Stored data entries
____
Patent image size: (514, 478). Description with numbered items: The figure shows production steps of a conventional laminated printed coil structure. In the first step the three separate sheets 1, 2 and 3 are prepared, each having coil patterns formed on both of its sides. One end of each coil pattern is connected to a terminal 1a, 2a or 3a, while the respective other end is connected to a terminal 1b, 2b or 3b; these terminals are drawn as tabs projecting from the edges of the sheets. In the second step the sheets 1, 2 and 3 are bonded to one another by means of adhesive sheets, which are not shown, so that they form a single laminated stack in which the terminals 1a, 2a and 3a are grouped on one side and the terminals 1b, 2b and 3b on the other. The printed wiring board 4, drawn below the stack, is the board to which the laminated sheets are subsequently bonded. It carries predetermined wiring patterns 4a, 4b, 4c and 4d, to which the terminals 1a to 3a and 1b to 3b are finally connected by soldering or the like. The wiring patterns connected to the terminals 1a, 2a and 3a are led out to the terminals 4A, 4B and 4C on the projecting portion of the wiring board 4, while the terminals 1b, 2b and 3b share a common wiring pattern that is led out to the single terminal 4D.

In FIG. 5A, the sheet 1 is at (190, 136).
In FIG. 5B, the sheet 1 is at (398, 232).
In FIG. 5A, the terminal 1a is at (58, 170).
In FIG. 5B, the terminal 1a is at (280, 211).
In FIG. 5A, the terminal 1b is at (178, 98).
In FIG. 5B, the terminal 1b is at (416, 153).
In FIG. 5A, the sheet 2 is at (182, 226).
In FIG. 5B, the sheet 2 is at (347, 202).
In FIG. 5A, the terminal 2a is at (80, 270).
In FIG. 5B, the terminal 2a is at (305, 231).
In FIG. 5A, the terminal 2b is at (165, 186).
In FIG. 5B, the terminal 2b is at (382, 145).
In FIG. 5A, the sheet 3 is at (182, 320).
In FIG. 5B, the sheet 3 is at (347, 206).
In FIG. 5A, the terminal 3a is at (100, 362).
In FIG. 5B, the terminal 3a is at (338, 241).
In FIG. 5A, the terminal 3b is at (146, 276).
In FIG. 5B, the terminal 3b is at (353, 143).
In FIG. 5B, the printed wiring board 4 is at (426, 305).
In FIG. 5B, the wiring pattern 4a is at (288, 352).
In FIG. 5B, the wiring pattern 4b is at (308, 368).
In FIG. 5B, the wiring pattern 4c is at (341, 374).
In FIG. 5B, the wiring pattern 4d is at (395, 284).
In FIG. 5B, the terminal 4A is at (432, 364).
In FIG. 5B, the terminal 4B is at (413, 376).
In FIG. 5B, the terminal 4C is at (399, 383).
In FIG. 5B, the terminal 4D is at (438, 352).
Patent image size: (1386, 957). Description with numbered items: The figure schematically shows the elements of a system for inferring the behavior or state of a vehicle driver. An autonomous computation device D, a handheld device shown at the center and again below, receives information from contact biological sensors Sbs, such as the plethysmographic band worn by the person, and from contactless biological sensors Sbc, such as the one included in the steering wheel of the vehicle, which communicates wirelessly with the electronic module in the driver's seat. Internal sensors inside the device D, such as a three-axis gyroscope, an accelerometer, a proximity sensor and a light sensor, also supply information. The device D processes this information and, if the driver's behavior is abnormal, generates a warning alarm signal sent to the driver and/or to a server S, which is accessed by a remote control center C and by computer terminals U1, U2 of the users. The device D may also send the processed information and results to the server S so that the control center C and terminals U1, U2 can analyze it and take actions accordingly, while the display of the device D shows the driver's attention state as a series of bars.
____
Please copy the data above word for word, with no changes.

Patent image size: (514, 478). Description with numbered items: The figure shows production steps of a conventional laminated printed coil structure. In the first step the three separate sheets 1, 2 and 3 are prepared, each having coil patterns formed on both of its sides. One end of each coil pattern is connected to a terminal 1a, 2a or 3a, while the respective other end is connected to a terminal 1b, 2b or 3b; these terminals are drawn as tabs projecting from the edges of the sheets. In the second step the sheets 1, 2 and 3 are bonded to one another by means of adhesive sheets, which are not shown, so that they form a single laminated stack in which the terminals 1a, 2a and 3a are grouped on one side and the terminals 1b, 2b and 3b on the other. The printed wiring board 4, drawn below the stack, is the board to which the laminated sheets are subsequently bonded. It carries predetermined wiring patterns 4a, 4b, 4c and 4d, to which the terminals 1a to 3a and 1b to 3b are finally connected by soldering or the like. The wiring patterns connected to the terminals 1a, 2a and 3a are led out to the terminals 4A, 4B and 4C on the projecting portion of the wiring board 4, while the terminals 1b, 2b and 3b share a common wiring pattern that is led out to the single terminal 4D.

In FIG. 5A, the sheet 1 is at (190, 136).
In FIG. 5B, the sheet 1 is at (398, 232).
In FIG. 5A, the terminal 1a is at (58, 170).
In FIG. 5B, the terminal 1a is at (280, 211).
In FIG. 5A, the terminal 1b is at (178, 98).
In FIG. 5B, the terminal 1b is at (416, 153).
In FIG. 5A, the sheet 2 is at (182, 226).
In FIG. 5B, the sheet 2 is at (347, 202).
In FIG. 5A, the terminal 2a is at (80, 270).
In FIG. 5B, the terminal 2a is at (305, 231).
In FIG. 5A, the terminal 2b is at (165, 186).
In FIG. 5B, the terminal 2b is at (382, 145).
In FIG. 5A, the sheet 3 is at (182, 320).
In FIG. 5B, the sheet 3 is at (347, 206).
In FIG. 5A, the terminal 3a is at (100, 362).
In FIG. 5B, the terminal 3a is at (338, 241).
In FIG. 5A, the terminal 3b is at (146, 276).
In FIG. 5B, the terminal 3b is at (353, 143).
In FIG. 5B, the printed wiring board 4 is at (426, 305).
In FIG. 5B, the wiring pattern 4a is at (288, 352).
In FIG. 5B, the wiring pattern 4b is at (308, 368).
In FIG. 5B, the wiring pattern 4c is at (341, 374).
In FIG. 5B, the wiring pattern 4d is at (395, 284).
In FIG. 5B, the terminal 4A is at (432, 364).
In FIG. 5B, the terminal 4B is at (413, 376).
In FIG. 5B, the terminal 4C is at (399, 383).
In FIG. 5B, the terminal 4D is at (438, 352).
Patent image size: (1386, 957). Description with numbered items: The figure schematically shows the elements of a system for inferring the behavior or state of a vehicle driver. An autonomous computation device D, a handheld device shown at the center and again below, receives information from contact biological sensors Sbs, such as the plethysmographic band worn by the person, and from contactless biological sensors Sbc, such as the one included in the steering wheel of the vehicle, which communicates wirelessly with the electronic module in the driver's seat. Internal sensors inside the device D, such as a three-axis gyroscope, an accelerometer, a proximity sensor and a light sensor, also supply information. The device D processes this information and, if the driver's behavior is abnormal, generates a warning alarm signal sent to the driver and/or to a server S, which is accessed by a remote control center C and by computer terminals U1, U2 of the users. The device D may also send the processed information and results to the server S so that the control center C and terminals U1, U2 can analyze it and take actions accordingly, while the display of the device D shows the driver's attention state as a series of bars.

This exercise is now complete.